## PROBLEM DESCRIPTION
Identify all lines in the data containing the string "wants". Copy them out.

## RECORDS FOR PROCESSING
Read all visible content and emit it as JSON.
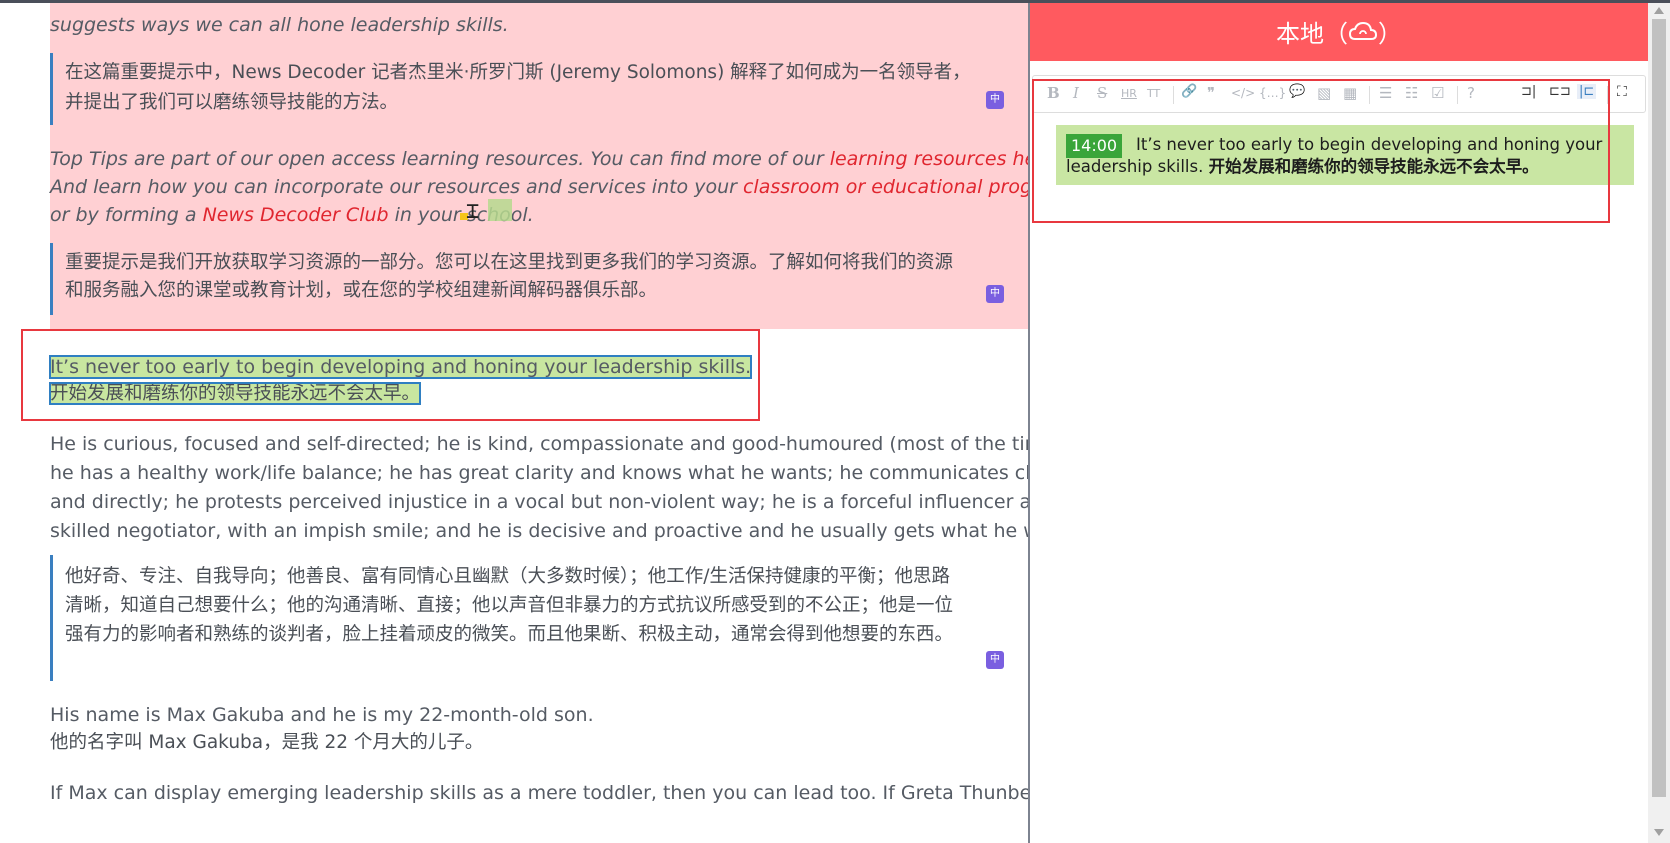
{
  "article": {
    "intro_tail": "suggests ways we can all hone leadership skills.",
    "intro_cn": [
      "在这篇重要提示中，News Decoder 记者杰里米·所罗门斯 (Jeremy Solomons) 解释了如何成为一名领导者，",
      "并提出了我们可以磨练领导技能的方法。"
    ],
    "tips": {
      "l1_a": "Top Tips are part of our open access learning resources. You can find more of our ",
      "l1_link": "learning resources here.",
      "l2_a": "And learn how you can incorporate our resources and services into your ",
      "l2_link": "classroom or educational program",
      "l3_a": "or by forming a ",
      "l3_link": "News Decoder Club",
      "l3_b": " in your school."
    },
    "tips_cn": [
      "重要提示是我们开放获取学习资源的一部分。您可以在这里找到更多我们的学习资源。了解如何将我们的资源",
      "和服务融入您的课堂或教育计划，或在您的学校组建新闻解码器俱乐部。"
    ],
    "highlight_en": "It’s never too early to begin developing and honing your leadership skills.",
    "highlight_cn": "开始发展和磨练你的领导技能永远不会太早。",
    "p1": [
      "He is curious, focused and self-directed; he is kind, compassionate and good-humoured (most of the time);",
      "he has a healthy work/life balance; he has great clarity and knows what he wants; he communicates clearly",
      "and directly; he protests perceived injustice in a vocal but non-violent way; he is a forceful influencer and",
      "skilled negotiator, with an impish smile; and he is decisive and proactive and he usually gets what he wants."
    ],
    "p1_cn": [
      "他好奇、专注、自我导向；他善良、富有同情心且幽默（大多数时候）；他工作/生活保持健康的平衡；他思路",
      "清晰，知道自己想要什么；他的沟通清晰、直接；他以声音但非暴力的方式抗议所感受到的不公正；他是一位",
      "强有力的影响者和熟练的谈判者，脸上挂着顽皮的微笑。而且他果断、积极主动，通常会得到他想要的东西。"
    ],
    "p2_en": "His name is Max Gakuba and he is my 22-month-old son.",
    "p2_cn": "他的名字叫 Max Gakuba，是我 22 个月大的儿子。",
    "p3": "If Max can display emerging leadership skills as a mere toddler, then you can lead too. If Greta Thunberg and",
    "translate_badge": "中"
  },
  "panel": {
    "title": "本地（",
    "title_close": "）",
    "cloud_icon": "cloud-sync-icon",
    "toolbar": {
      "bold": "B",
      "italic": "I",
      "strike": "S",
      "hr": "HR",
      "title": "TT",
      "link": "🔗",
      "quote": "❞",
      "code": "</>",
      "codeblock": "{…}",
      "comment": "💬",
      "image": "▧",
      "table": "▦",
      "ul": "☰",
      "ol": "☷",
      "task": "☑",
      "help": "?",
      "v1": "⊐|",
      "v2": "⊏⊐",
      "v3": "|⊏",
      "fullscreen": "⛶"
    },
    "note": {
      "time": "14:00",
      "text_en": "It’s never too early to begin developing and honing your leadership skills.",
      "text_cn": "开始发展和磨练你的领导技能永远不会太早。"
    }
  },
  "colors": {
    "accent": "#ff5a5f",
    "highlight": "#c9e6a3",
    "link": "#e0262f",
    "pink_bg": "#ffd0d3"
  }
}
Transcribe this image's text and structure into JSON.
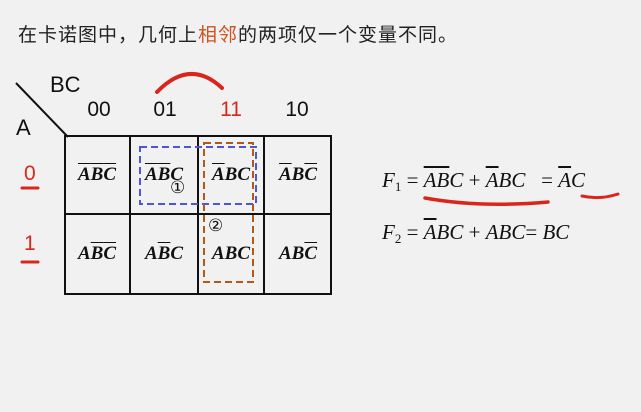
{
  "heading": {
    "pre": "在卡诺图中，几何上",
    "highlight": "相邻",
    "post": "的两项仅一个变量不同。"
  },
  "kmap": {
    "col_var": "BC",
    "row_var": "A",
    "columns": [
      "00",
      "01",
      "11",
      "10"
    ],
    "rows": [
      "0",
      "1"
    ],
    "cells": [
      [
        [
          "A",
          "B",
          "C"
        ],
        [
          true,
          true,
          true
        ]
      ],
      [
        [
          "A",
          "B",
          "C"
        ],
        [
          true,
          true,
          false
        ]
      ],
      [
        [
          "A",
          "B",
          "C"
        ],
        [
          true,
          false,
          false
        ]
      ],
      [
        [
          "A",
          "B",
          "C"
        ],
        [
          true,
          false,
          true
        ]
      ],
      [
        [
          "A",
          "B",
          "C"
        ],
        [
          false,
          true,
          true
        ]
      ],
      [
        [
          "A",
          "B",
          "C"
        ],
        [
          false,
          true,
          false
        ]
      ],
      [
        [
          "A",
          "B",
          "C"
        ],
        [
          false,
          false,
          false
        ]
      ],
      [
        [
          "A",
          "B",
          "C"
        ],
        [
          false,
          false,
          true
        ]
      ]
    ],
    "group_labels": [
      "①",
      "②"
    ]
  },
  "formulas": {
    "f1": {
      "name": "F",
      "sub": "1"
    },
    "f2": {
      "name": "F",
      "sub": "2",
      "rhs_result": "BC"
    }
  },
  "colors": {
    "accent_red": "#d8261c",
    "highlight_orange": "#d0521d",
    "group1_blue": "#4b58d1",
    "group2_brown": "#b0591b"
  }
}
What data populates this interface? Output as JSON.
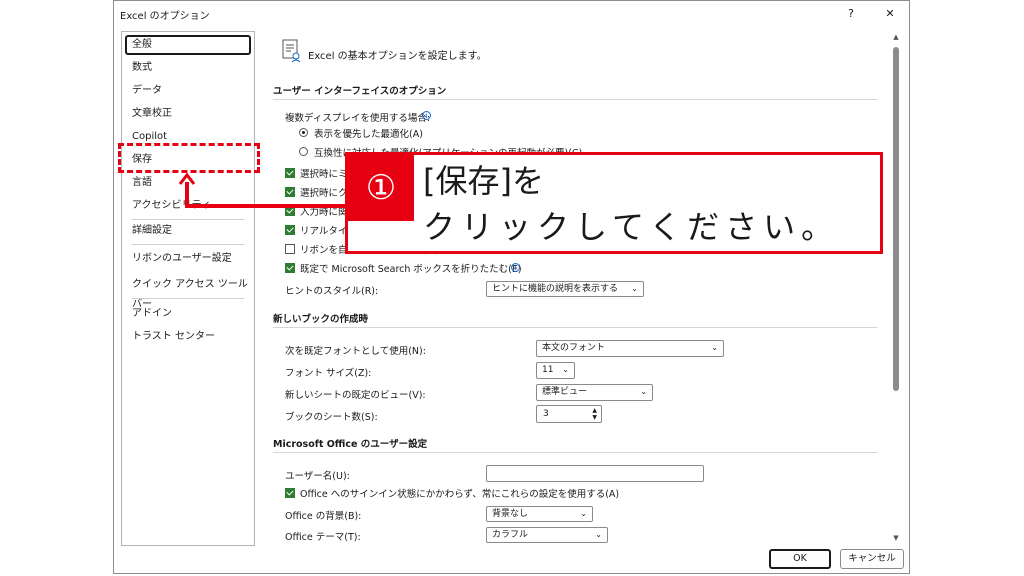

## TASK RESULT
      "he has a healthy work/life balance; he has great clarity and knows what he wants; he communicates clearly",
      "skilled negotiator, with an impish smile; and he is decisive and proactive and he usually gets what he wants."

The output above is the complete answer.